» Objective
Show every line containing "Vehicle" by copying it.

-- Start Exercise inputs --

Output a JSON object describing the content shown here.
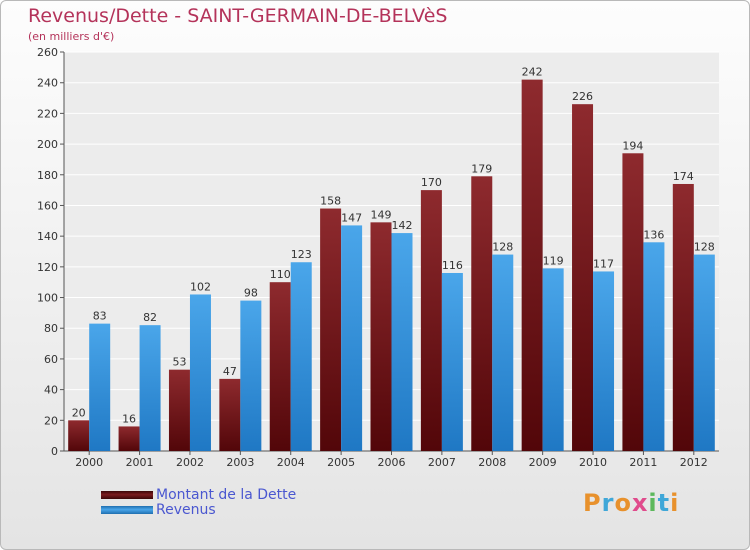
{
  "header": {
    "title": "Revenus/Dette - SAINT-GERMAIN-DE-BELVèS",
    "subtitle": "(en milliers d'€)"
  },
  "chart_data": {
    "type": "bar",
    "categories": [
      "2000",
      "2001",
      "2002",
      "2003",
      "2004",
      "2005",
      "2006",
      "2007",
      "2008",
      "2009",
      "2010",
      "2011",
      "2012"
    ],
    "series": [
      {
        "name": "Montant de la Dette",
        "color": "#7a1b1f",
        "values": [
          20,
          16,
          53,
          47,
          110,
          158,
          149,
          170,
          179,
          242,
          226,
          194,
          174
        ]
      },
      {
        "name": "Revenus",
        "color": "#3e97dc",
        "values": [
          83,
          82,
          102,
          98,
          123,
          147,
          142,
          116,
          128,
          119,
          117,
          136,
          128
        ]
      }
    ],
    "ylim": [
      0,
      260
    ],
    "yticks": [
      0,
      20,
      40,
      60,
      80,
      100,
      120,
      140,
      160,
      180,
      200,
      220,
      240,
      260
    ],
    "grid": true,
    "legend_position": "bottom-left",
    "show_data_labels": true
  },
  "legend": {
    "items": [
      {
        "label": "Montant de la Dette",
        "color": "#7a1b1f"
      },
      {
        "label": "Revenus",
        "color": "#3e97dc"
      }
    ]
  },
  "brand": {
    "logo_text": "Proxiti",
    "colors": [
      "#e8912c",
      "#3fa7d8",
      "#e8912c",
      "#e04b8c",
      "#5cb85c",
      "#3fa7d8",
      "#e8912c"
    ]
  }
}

-- End Exercise inputs --
-- Start Exercise inputs --

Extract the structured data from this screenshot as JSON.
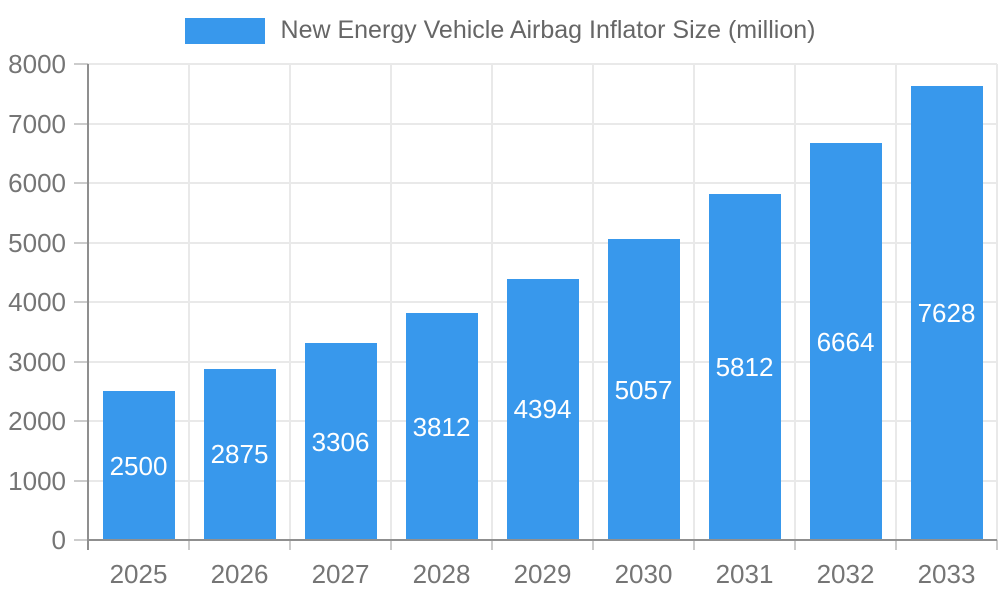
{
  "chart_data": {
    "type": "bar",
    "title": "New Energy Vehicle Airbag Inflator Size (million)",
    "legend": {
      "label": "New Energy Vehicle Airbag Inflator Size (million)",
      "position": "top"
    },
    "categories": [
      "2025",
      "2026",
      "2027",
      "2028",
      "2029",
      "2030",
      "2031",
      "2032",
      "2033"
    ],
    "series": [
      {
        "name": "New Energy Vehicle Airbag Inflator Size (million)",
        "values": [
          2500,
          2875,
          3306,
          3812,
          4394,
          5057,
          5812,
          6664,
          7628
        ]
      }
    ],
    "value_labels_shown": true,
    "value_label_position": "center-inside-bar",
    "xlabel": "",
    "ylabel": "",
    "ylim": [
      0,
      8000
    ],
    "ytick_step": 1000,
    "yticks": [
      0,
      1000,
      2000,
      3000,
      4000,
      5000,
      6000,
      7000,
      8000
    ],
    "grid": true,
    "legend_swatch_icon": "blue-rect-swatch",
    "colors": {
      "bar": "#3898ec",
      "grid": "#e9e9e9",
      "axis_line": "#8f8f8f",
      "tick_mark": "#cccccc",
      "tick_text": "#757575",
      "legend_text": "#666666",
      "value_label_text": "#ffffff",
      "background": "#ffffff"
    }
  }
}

-- End Exercise inputs --

» The solution
    "title": "New Energy Vehicle Airbag Inflator Size (million)",
      "label": "New Energy Vehicle Airbag Inflator Size (million)",
        "name": "New Energy Vehicle Airbag Inflator Size (million)",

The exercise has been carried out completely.